_给定文本_:

• • • • • • •

接下来的问题是,意识形态如何“支配”个人的“意识”? 阿尔都塞的回答是,但凡某人“认识到”这些意识形态观念是“真的”,那么这一支配机制就发生了。问题是此一认识又如何产生?阿尔都塞指出,并不是真实呈现自身,而是我们认以为真。当我相信某一种观念,观念便主导了我,让我完全心甘情愿地认定那是真实,由此变成了一个“自由的”主体。所以是主体屈从客体,客体反过来压迫主体,这就是我们同意识形态的关系,也是意识形态实践的根本机制,正是这个机制,将个人转化为主体。所以个人总是先已成为主体,先已臣服于一种意识形态。正因为如此,阿尔都塞表示认可“人类天生是意识形态动物”这个说法,重申了意识形态的非历史性。换言之,意识形态具有一种超越历史的品格,它过去存在,将来也会继续存在。它的“内容”可能发生变化,但是功能永恒不变,我们或者可以套用圣经上的话来形容阿尔都塞的这一立场:太初有意识形态,然后有人类社会。

• • • • • • •

请原样输出给定文本中从“接下来的问题是,意识形态如何”到“有意识形态,然后有人类社会。”的部分。 这些条目与此处的任务无关。

• • • • • • •

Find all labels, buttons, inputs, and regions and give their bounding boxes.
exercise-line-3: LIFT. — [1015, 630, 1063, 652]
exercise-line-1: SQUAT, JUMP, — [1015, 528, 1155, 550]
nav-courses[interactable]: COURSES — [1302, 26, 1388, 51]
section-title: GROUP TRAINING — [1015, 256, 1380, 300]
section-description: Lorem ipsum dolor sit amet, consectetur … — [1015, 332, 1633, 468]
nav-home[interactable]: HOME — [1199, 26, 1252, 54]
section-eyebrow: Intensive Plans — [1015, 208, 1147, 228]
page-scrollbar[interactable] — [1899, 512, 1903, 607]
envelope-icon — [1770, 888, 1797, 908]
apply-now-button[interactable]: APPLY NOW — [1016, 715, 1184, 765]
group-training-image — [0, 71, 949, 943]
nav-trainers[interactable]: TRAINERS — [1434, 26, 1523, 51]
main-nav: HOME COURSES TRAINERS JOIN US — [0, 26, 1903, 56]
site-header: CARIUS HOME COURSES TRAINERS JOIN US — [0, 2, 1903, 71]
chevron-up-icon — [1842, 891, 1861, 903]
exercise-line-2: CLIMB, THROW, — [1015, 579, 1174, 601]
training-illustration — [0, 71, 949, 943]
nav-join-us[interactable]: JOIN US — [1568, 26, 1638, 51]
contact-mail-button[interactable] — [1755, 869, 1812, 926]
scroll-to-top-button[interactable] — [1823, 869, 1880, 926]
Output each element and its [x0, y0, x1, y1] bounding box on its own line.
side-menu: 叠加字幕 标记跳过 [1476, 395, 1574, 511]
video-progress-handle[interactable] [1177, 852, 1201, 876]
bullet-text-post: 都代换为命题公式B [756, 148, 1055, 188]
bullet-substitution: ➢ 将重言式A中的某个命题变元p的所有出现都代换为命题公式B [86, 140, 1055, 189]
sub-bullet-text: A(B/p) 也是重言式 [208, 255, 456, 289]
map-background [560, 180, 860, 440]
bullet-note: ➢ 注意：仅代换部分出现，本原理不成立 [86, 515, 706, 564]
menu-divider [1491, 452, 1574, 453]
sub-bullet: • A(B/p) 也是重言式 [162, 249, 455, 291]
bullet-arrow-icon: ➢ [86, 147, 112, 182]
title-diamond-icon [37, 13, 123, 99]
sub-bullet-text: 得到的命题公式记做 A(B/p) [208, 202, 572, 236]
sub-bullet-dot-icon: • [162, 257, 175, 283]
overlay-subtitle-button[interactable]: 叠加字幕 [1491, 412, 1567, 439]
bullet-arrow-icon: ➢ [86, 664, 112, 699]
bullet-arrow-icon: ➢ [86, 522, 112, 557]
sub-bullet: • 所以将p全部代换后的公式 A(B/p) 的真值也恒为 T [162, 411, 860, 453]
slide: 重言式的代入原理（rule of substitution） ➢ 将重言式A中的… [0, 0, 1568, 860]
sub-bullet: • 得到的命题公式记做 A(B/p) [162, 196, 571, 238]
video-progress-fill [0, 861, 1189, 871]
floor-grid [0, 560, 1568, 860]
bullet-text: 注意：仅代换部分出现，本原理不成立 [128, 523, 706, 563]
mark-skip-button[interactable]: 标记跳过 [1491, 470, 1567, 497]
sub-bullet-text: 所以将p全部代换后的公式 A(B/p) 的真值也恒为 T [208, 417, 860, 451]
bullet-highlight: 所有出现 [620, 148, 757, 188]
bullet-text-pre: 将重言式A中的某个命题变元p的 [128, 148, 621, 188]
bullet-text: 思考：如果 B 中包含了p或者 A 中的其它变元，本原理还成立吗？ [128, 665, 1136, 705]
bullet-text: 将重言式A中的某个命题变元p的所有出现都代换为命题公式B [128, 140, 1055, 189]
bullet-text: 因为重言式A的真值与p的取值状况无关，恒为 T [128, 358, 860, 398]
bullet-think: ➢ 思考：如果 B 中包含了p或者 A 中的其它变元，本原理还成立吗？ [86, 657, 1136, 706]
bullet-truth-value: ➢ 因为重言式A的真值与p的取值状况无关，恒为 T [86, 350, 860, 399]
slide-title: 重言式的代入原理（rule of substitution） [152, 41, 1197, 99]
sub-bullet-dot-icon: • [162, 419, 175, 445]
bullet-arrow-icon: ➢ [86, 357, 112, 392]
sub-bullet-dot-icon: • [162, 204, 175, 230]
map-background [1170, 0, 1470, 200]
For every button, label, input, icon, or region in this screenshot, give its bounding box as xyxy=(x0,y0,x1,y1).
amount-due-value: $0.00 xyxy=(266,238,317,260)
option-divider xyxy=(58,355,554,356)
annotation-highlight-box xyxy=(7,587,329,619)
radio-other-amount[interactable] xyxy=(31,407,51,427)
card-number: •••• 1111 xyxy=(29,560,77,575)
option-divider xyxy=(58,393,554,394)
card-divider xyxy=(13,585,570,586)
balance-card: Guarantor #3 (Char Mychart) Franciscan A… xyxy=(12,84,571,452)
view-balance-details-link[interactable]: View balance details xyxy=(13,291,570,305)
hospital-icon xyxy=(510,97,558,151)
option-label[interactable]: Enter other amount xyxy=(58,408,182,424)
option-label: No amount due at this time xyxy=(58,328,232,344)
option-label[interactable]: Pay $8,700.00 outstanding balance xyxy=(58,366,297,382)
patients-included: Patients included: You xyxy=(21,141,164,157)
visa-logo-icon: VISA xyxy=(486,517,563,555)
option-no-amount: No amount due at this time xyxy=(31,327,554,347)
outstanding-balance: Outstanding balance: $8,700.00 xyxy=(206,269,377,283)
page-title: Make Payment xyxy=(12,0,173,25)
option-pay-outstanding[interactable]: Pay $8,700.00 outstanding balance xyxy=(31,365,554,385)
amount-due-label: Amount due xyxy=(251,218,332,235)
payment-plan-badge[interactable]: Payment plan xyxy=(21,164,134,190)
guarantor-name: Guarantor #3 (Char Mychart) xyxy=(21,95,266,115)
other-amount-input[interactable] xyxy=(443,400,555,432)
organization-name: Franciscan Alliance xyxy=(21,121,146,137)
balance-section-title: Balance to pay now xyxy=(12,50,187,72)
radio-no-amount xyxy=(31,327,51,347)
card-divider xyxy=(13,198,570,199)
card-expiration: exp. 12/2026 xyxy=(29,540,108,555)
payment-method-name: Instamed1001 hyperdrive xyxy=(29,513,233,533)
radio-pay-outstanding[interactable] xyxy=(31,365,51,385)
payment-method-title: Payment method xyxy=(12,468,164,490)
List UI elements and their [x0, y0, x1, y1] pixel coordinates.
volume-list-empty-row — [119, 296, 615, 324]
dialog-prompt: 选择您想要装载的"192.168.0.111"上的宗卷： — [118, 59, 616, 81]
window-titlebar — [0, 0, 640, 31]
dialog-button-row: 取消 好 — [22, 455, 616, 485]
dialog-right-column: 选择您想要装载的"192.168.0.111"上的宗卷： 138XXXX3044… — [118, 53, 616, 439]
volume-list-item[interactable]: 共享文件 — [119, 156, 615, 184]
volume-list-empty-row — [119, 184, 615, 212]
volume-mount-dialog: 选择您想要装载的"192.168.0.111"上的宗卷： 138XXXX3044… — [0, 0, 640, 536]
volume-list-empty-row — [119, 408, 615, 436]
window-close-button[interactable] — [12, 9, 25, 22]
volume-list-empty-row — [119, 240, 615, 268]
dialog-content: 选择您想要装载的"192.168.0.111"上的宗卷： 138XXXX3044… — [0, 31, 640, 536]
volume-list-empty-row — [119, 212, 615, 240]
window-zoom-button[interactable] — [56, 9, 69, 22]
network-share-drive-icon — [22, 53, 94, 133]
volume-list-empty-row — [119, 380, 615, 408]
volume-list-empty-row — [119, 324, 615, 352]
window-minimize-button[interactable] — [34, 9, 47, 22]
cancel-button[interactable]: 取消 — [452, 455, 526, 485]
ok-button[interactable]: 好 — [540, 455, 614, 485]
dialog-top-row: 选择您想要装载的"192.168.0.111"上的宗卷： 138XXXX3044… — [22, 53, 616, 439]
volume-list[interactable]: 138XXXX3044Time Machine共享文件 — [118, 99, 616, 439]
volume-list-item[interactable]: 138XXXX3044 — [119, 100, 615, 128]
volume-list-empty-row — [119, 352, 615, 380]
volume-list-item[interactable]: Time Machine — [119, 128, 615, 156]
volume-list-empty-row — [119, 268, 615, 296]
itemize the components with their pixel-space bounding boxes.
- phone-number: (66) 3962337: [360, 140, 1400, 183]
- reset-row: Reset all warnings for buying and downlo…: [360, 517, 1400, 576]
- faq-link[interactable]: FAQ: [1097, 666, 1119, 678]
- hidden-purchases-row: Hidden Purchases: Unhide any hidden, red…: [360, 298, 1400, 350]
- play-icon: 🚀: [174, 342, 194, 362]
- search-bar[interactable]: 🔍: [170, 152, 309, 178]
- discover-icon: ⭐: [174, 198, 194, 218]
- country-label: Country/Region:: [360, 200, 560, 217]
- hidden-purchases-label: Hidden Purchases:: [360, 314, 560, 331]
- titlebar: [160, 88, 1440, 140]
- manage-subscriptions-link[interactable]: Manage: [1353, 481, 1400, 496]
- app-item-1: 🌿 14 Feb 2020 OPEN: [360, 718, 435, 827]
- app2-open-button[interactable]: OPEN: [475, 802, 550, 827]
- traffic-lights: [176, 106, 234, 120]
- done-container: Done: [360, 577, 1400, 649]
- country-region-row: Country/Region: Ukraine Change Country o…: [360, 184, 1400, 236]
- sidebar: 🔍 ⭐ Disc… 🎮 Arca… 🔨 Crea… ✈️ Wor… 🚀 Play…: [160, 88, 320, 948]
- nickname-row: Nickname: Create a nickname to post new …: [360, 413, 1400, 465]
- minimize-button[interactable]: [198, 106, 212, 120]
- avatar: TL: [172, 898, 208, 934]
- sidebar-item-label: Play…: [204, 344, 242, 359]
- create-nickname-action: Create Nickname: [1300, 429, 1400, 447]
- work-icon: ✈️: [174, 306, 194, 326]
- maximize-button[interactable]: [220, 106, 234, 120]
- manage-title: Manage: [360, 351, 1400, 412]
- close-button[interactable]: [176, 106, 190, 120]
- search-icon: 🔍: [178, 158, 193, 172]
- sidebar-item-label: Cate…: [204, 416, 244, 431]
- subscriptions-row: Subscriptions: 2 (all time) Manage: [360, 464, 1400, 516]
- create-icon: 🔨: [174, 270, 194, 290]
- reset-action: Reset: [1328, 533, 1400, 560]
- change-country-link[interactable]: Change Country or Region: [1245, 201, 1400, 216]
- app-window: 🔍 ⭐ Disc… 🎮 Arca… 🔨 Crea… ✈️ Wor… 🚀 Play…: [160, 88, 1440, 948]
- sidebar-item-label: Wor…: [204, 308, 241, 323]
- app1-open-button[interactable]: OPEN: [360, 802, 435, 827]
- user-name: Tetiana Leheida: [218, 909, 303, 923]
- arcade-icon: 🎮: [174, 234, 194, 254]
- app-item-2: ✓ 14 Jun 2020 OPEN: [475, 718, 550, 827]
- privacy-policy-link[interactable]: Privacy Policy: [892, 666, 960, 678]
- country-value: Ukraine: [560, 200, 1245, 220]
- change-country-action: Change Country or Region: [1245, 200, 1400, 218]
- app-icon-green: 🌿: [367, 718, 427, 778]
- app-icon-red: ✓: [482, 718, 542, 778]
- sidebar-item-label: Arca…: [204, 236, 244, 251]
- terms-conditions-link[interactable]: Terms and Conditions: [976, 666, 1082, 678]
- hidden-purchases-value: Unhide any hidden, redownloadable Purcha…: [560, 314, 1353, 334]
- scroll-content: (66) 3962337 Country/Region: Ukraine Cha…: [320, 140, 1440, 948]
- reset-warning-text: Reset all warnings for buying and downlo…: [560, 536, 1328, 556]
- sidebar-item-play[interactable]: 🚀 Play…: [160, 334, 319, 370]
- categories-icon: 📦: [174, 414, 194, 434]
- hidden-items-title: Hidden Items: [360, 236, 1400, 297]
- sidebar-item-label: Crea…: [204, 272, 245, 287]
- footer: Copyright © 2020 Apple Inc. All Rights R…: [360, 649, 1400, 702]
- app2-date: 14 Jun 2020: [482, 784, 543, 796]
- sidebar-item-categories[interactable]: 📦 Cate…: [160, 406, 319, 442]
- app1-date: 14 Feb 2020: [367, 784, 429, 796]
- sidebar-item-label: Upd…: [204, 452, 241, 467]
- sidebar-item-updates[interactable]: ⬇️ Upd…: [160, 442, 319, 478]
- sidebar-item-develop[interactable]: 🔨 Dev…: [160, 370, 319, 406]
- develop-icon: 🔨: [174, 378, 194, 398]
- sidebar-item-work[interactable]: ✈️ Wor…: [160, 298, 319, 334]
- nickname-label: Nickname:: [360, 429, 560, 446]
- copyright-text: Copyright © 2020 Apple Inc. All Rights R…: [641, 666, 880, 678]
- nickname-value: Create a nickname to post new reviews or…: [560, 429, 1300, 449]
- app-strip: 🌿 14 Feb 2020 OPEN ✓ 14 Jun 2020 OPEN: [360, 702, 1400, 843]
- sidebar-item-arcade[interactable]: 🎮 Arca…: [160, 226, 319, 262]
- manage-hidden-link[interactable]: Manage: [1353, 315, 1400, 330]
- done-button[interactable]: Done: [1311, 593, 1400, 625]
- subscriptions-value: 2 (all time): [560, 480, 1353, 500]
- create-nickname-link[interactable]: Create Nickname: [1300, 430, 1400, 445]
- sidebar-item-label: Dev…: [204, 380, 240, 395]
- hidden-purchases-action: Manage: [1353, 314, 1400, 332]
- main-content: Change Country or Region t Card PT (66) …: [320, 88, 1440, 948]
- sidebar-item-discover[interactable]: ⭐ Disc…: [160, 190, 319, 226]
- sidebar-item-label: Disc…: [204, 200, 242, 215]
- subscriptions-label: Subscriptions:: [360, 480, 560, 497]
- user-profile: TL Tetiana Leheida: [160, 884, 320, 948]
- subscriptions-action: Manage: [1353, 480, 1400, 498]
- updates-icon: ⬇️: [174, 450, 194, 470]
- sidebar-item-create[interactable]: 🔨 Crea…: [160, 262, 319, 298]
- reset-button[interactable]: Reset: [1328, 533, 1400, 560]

• • • • • • •

_答案栏_:
接下来的问题是,意识形态如何“支配”个人的“意识”? 阿尔都塞的回答是,但凡某人“认识到”这些意识形态观念是“真的”,那么这一支配机制就发生了。问题是此一认识又如何产生?阿尔都塞指出,并不是真实呈现自身,而是我们认以为真。当我相信某一种观念,观念便主导了我,让我完全心甘情愿地认定那是真实,由此变成了一个“自由的”主体。所以是主体屈从客体,客体反过来压迫主体,这就是我们同意识形态的关系,也是意识形态实践的根本机制,正是这个机制,将个人转化为主体。所以个人总是先已成为主体,先已臣服于一种意识形态。正因为如此,阿尔都塞表示认可“人类天生是意识形态动物”这个说法,重申了意识形态的非历史性。换言之,意识形态具有一种超越历史的品格,它过去存在,将来也会继续存在。它的“内容”可能发生变化,但是功能永恒不变,我们或者可以套用圣经上的话来形容阿尔都塞的这一立场:太初有意识形态,然后有人类社会。